===== LISTED RECORDS =====

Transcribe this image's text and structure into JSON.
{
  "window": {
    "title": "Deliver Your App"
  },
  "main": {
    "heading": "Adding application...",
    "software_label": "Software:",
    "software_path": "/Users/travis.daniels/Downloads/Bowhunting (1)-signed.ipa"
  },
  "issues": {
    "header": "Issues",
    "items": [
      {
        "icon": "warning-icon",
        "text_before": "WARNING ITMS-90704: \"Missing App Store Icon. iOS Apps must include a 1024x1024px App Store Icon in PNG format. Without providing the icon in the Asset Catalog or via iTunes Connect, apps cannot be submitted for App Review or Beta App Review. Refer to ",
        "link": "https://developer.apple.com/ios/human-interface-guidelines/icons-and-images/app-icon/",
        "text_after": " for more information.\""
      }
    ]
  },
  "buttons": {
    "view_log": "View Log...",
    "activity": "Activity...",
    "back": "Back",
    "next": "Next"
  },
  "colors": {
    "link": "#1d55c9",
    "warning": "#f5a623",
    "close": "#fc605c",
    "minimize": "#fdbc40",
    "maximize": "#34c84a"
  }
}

=====

**WORK TO DO:** Find every line in the records above that contains the word "link", and copy each one.

**SOLUTION TO THIS TASK:**
        "link": "https://developer.apple.com/ios/human-interface-guidelines/icons-and-images/app-icon/",
    "link": "#1d55c9",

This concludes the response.